Repeat the material in full. Keep every line exactly as it is.
── Material for this task ──
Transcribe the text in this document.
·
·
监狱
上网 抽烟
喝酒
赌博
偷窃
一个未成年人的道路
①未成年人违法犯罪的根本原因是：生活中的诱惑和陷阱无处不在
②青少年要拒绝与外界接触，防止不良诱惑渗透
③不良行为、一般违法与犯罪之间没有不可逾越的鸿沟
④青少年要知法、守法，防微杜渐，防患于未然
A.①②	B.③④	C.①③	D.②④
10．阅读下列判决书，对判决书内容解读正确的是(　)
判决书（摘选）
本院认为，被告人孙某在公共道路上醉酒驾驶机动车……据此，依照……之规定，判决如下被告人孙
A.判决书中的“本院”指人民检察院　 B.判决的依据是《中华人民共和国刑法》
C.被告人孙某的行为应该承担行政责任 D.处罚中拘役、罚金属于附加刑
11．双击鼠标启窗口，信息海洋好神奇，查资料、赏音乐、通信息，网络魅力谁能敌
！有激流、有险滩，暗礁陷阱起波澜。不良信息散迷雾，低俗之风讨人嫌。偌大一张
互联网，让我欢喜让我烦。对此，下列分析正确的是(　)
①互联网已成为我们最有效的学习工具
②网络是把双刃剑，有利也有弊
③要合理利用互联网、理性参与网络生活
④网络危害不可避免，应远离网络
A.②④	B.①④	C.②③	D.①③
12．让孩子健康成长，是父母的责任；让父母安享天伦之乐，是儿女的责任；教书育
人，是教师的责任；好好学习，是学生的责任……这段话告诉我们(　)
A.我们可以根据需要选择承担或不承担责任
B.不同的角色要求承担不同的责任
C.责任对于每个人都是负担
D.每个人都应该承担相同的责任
───
Exercise response
Transcribe the text in this document.
·
·
监狱
上网 抽烟
喝酒
赌博
偷窃
一个未成年人的道路
①未成年人违法犯罪的根本原因是：生活中的诱惑和陷阱无处不在
②青少年要拒绝与外界接触，防止不良诱惑渗透
③不良行为、一般违法与犯罪之间没有不可逾越的鸿沟
④青少年要知法、守法，防微杜渐，防患于未然
A.①②	B.③④	C.①③	D.②④
10．阅读下列判决书，对判决书内容解读正确的是(　)
判决书（摘选）
本院认为，被告人孙某在公共道路上醉酒驾驶机动车……据此，依照……之规定，判决如下被告人孙
A.判决书中的“本院”指人民检察院　 B.判决的依据是《中华人民共和国刑法》
C.被告人孙某的行为应该承担行政责任 D.处罚中拘役、罚金属于附加刑
11．双击鼠标启窗口，信息海洋好神奇，查资料、赏音乐、通信息，网络魅力谁能敌
！有激流、有险滩，暗礁陷阱起波澜。不良信息散迷雾，低俗之风讨人嫌。偌大一张
互联网，让我欢喜让我烦。对此，下列分析正确的是(　)
①互联网已成为我们最有效的学习工具
②网络是把双刃剑，有利也有弊
③要合理利用互联网、理性参与网络生活
④网络危害不可避免，应远离网络
A.②④	B.①④	C.②③	D.①③
12．让孩子健康成长，是父母的责任；让父母安享天伦之乐，是儿女的责任；教书育
人，是教师的责任；好好学习，是学生的责任……这段话告诉我们(　)
A.我们可以根据需要选择承担或不承担责任
B.不同的角色要求承担不同的责任
C.责任对于每个人都是负担
D.每个人都应该承担相同的责任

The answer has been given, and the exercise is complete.